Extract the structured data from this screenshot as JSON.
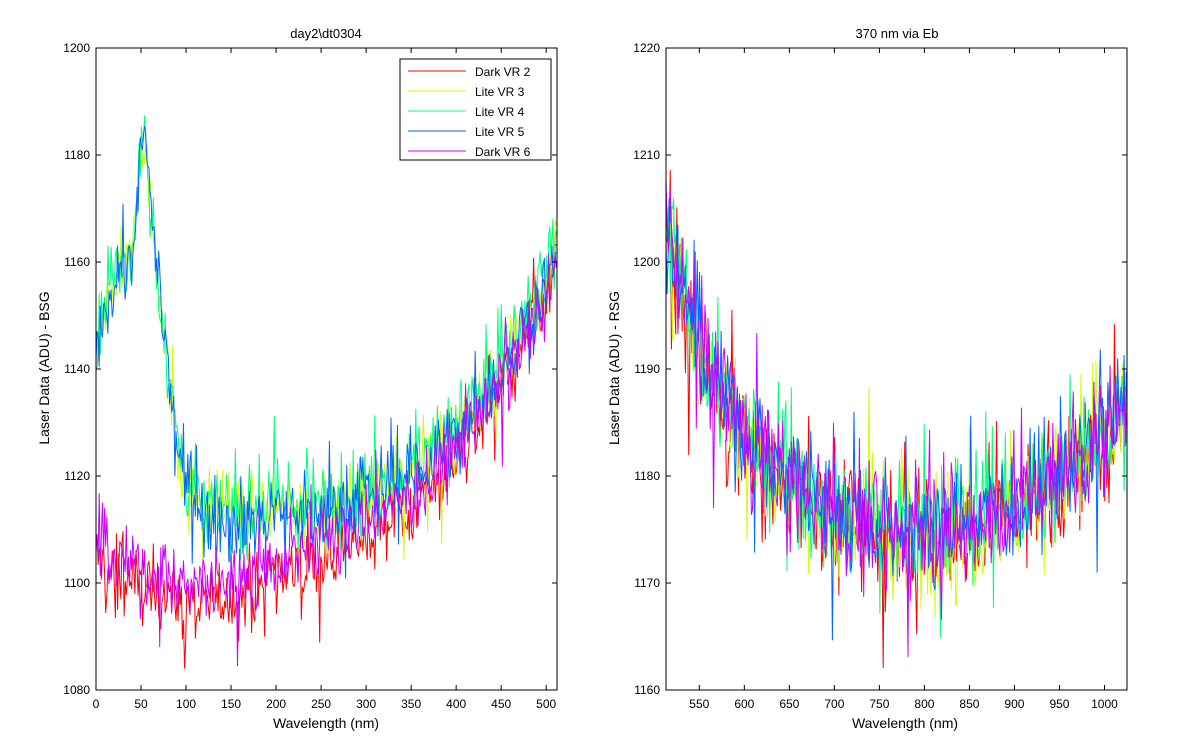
{
  "chart_data": [
    {
      "type": "line",
      "title": "day2\\dt0304",
      "xlabel": "Wavelength (nm)",
      "ylabel": "Laser Data (ADU) - BSG",
      "xlim": [
        0,
        512
      ],
      "ylim": [
        1080,
        1200
      ],
      "xticks": [
        "0",
        "50",
        "100",
        "150",
        "200",
        "250",
        "300",
        "350",
        "400",
        "450",
        "500"
      ],
      "yticks": [
        "1080",
        "1100",
        "1120",
        "1140",
        "1160",
        "1180",
        "1200"
      ],
      "legend_position": "top-right",
      "grid": false,
      "series": [
        {
          "name": "Dark VR 2",
          "color": "#ff0000",
          "x": [
            0,
            20,
            40,
            60,
            80,
            100,
            120,
            140,
            160,
            180,
            200,
            240,
            280,
            320,
            360,
            400,
            440,
            470,
            500,
            512
          ],
          "y": [
            1105,
            1101,
            1100,
            1099,
            1098,
            1097,
            1096,
            1097,
            1098,
            1099,
            1101,
            1104,
            1107,
            1111,
            1116,
            1124,
            1134,
            1142,
            1152,
            1158
          ]
        },
        {
          "name": "Lite VR 3",
          "color": "#ccff00",
          "x": [
            0,
            10,
            20,
            30,
            40,
            50,
            55,
            60,
            70,
            80,
            90,
            100,
            120,
            150,
            200,
            250,
            300,
            350,
            400,
            450,
            500,
            512
          ],
          "y": [
            1142,
            1150,
            1156,
            1160,
            1160,
            1180,
            1183,
            1170,
            1155,
            1140,
            1126,
            1118,
            1115,
            1114,
            1113,
            1114,
            1117,
            1121,
            1128,
            1140,
            1156,
            1162
          ]
        },
        {
          "name": "Lite VR 4",
          "color": "#00ff80",
          "x": [
            0,
            10,
            20,
            30,
            40,
            50,
            55,
            60,
            70,
            80,
            90,
            100,
            120,
            150,
            200,
            250,
            300,
            350,
            400,
            450,
            500,
            512
          ],
          "y": [
            1144,
            1151,
            1157,
            1161,
            1161,
            1181,
            1184,
            1171,
            1156,
            1141,
            1127,
            1119,
            1115,
            1114,
            1114,
            1115,
            1118,
            1122,
            1129,
            1141,
            1157,
            1163
          ]
        },
        {
          "name": "Lite VR 5",
          "color": "#0066ff",
          "x": [
            0,
            10,
            20,
            30,
            40,
            50,
            55,
            60,
            70,
            80,
            90,
            100,
            120,
            150,
            200,
            250,
            300,
            350,
            400,
            450,
            500,
            512
          ],
          "y": [
            1143,
            1150,
            1156,
            1160,
            1160,
            1180,
            1183,
            1170,
            1155,
            1140,
            1126,
            1117,
            1113,
            1112,
            1112,
            1113,
            1116,
            1120,
            1127,
            1139,
            1156,
            1162
          ]
        },
        {
          "name": "Dark VR 6",
          "color": "#cc00ff",
          "x": [
            0,
            20,
            40,
            60,
            80,
            100,
            120,
            140,
            160,
            180,
            200,
            240,
            280,
            320,
            360,
            400,
            440,
            470,
            500,
            512
          ],
          "y": [
            1107,
            1104,
            1103,
            1102,
            1101,
            1100,
            1099,
            1100,
            1101,
            1102,
            1104,
            1107,
            1110,
            1113,
            1118,
            1125,
            1135,
            1143,
            1153,
            1159
          ]
        }
      ]
    },
    {
      "type": "line",
      "title": "370 nm via Eb",
      "xlabel": "Wavelength (nm)",
      "ylabel": "Laser Data (ADU) - RSG",
      "xlim": [
        513,
        1025
      ],
      "ylim": [
        1160,
        1220
      ],
      "xticks": [
        "550",
        "600",
        "650",
        "700",
        "750",
        "800",
        "850",
        "900",
        "950",
        "1000"
      ],
      "yticks": [
        "1160",
        "1170",
        "1180",
        "1190",
        "1200",
        "1210",
        "1220"
      ],
      "grid": false,
      "series": [
        {
          "name": "Dark VR 2",
          "color": "#ff0000",
          "x": [
            513,
            530,
            560,
            600,
            650,
            700,
            750,
            800,
            850,
            900,
            950,
            1000,
            1025
          ],
          "y": [
            1203,
            1196,
            1189,
            1183,
            1179,
            1176,
            1174,
            1174,
            1175,
            1177,
            1179,
            1183,
            1186
          ]
        },
        {
          "name": "Lite VR 3",
          "color": "#ccff00",
          "x": [
            513,
            530,
            560,
            600,
            650,
            700,
            750,
            800,
            850,
            900,
            950,
            1000,
            1025
          ],
          "y": [
            1204,
            1197,
            1190,
            1184,
            1179,
            1176,
            1175,
            1174,
            1175,
            1177,
            1179,
            1183,
            1186
          ]
        },
        {
          "name": "Lite VR 4",
          "color": "#00ff80",
          "x": [
            513,
            530,
            560,
            600,
            650,
            700,
            750,
            800,
            850,
            900,
            950,
            1000,
            1025
          ],
          "y": [
            1204,
            1197,
            1190,
            1184,
            1180,
            1177,
            1175,
            1175,
            1176,
            1177,
            1180,
            1184,
            1187
          ]
        },
        {
          "name": "Lite VR 5",
          "color": "#0066ff",
          "x": [
            513,
            530,
            560,
            600,
            650,
            700,
            750,
            800,
            850,
            900,
            950,
            1000,
            1025
          ],
          "y": [
            1204,
            1198,
            1190,
            1184,
            1180,
            1177,
            1175,
            1175,
            1176,
            1178,
            1180,
            1184,
            1187
          ]
        },
        {
          "name": "Dark VR 6",
          "color": "#cc00ff",
          "x": [
            513,
            530,
            560,
            600,
            650,
            700,
            750,
            800,
            850,
            900,
            950,
            1000,
            1025
          ],
          "y": [
            1205,
            1197,
            1190,
            1184,
            1180,
            1177,
            1175,
            1175,
            1176,
            1177,
            1180,
            1184,
            1187
          ]
        }
      ]
    }
  ]
}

Job
Find the word "title" in the material, then list each line that holds it.

Expected answer
      "title": "day2\\dt0304",
      "title": "370 nm via Eb",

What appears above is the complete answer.